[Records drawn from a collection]
━━━━━━
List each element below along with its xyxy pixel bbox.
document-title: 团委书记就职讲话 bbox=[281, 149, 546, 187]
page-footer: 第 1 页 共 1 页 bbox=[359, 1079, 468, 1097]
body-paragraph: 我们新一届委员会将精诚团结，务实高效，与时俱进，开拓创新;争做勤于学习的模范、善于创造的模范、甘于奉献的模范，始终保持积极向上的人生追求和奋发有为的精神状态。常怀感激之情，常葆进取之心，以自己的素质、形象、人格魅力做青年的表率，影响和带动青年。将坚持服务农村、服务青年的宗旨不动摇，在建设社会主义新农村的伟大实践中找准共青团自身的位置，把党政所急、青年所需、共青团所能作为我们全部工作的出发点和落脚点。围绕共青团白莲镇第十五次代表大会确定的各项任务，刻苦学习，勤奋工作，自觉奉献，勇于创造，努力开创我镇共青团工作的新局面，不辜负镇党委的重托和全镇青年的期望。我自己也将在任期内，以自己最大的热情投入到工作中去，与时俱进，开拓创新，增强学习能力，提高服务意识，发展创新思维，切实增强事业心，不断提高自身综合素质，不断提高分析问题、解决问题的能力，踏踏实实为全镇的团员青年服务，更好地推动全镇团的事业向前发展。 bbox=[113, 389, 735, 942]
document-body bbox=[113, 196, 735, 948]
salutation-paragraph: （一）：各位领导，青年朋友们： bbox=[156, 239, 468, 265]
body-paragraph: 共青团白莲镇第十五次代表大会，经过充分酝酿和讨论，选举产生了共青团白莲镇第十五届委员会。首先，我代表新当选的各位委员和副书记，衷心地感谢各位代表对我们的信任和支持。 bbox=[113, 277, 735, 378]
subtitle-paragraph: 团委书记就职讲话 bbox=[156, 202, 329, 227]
━━━━━━
Job: Reproduce every line of the listing above word for word, leaving nothing out and changing nothing.

The result:
List each element below along with its xyxy pixel bbox.
document-title: 团委书记就职讲话 bbox=[281, 149, 546, 187]
page-footer: 第 1 页 共 1 页 bbox=[359, 1079, 468, 1097]
body-paragraph: 我们新一届委员会将精诚团结，务实高效，与时俱进，开拓创新;争做勤于学习的模范、善于创造的模范、甘于奉献的模范，始终保持积极向上的人生追求和奋发有为的精神状态。常怀感激之情，常葆进取之心，以自己的素质、形象、人格魅力做青年的表率，影响和带动青年。将坚持服务农村、服务青年的宗旨不动摇，在建设社会主义新农村的伟大实践中找准共青团自身的位置，把党政所急、青年所需、共青团所能作为我们全部工作的出发点和落脚点。围绕共青团白莲镇第十五次代表大会确定的各项任务，刻苦学习，勤奋工作，自觉奉献，勇于创造，努力开创我镇共青团工作的新局面，不辜负镇党委的重托和全镇青年的期望。我自己也将在任期内，以自己最大的热情投入到工作中去，与时俱进，开拓创新，增强学习能力，提高服务意识，发展创新思维，切实增强事业心，不断提高自身综合素质，不断提高分析问题、解决问题的能力，踏踏实实为全镇的团员青年服务，更好地推动全镇团的事业向前发展。 bbox=[113, 389, 735, 942]
document-body bbox=[113, 196, 735, 948]
salutation-paragraph: （一）：各位领导，青年朋友们： bbox=[156, 239, 468, 265]
body-paragraph: 共青团白莲镇第十五次代表大会，经过充分酝酿和讨论，选举产生了共青团白莲镇第十五届委员会。首先，我代表新当选的各位委员和副书记，衷心地感谢各位代表对我们的信任和支持。 bbox=[113, 277, 735, 378]
subtitle-paragraph: 团委书记就职讲话 bbox=[156, 202, 329, 227]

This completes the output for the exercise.